Provided material:
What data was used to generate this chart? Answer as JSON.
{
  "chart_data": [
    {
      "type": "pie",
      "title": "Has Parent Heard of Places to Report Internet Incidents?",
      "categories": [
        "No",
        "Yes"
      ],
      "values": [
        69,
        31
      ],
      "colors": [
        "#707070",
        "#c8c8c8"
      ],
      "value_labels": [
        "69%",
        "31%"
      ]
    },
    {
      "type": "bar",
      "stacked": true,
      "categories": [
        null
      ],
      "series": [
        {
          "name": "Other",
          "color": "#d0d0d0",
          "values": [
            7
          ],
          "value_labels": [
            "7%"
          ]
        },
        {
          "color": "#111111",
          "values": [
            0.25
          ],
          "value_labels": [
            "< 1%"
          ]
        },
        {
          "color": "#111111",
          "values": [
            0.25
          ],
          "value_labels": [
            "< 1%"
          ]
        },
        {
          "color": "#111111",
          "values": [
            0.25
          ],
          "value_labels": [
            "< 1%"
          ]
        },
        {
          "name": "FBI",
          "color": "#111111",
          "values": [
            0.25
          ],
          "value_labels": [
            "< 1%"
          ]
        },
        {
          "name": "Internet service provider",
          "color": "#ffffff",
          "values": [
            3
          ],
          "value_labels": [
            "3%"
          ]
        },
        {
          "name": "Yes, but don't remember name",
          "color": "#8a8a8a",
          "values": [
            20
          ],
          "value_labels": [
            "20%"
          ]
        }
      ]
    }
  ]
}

Problem: Using the material above, print every entry exactly as written.

Output:
What data was used to generate this chart? Answer as JSON.
{
  "chart_data": [
    {
      "type": "pie",
      "title": "Has Parent Heard of Places to Report Internet Incidents?",
      "categories": [
        "No",
        "Yes"
      ],
      "values": [
        69,
        31
      ],
      "colors": [
        "#707070",
        "#c8c8c8"
      ],
      "value_labels": [
        "69%",
        "31%"
      ]
    },
    {
      "type": "bar",
      "stacked": true,
      "categories": [
        null
      ],
      "series": [
        {
          "name": "Other",
          "color": "#d0d0d0",
          "values": [
            7
          ],
          "value_labels": [
            "7%"
          ]
        },
        {
          "color": "#111111",
          "values": [
            0.25
          ],
          "value_labels": [
            "< 1%"
          ]
        },
        {
          "color": "#111111",
          "values": [
            0.25
          ],
          "value_labels": [
            "< 1%"
          ]
        },
        {
          "color": "#111111",
          "values": [
            0.25
          ],
          "value_labels": [
            "< 1%"
          ]
        },
        {
          "name": "FBI",
          "color": "#111111",
          "values": [
            0.25
          ],
          "value_labels": [
            "< 1%"
          ]
        },
        {
          "name": "Internet service provider",
          "color": "#ffffff",
          "values": [
            3
          ],
          "value_labels": [
            "3%"
          ]
        },
        {
          "name": "Yes, but don't remember name",
          "color": "#8a8a8a",
          "values": [
            20
          ],
          "value_labels": [
            "20%"
          ]
        }
      ]
    }
  ]
}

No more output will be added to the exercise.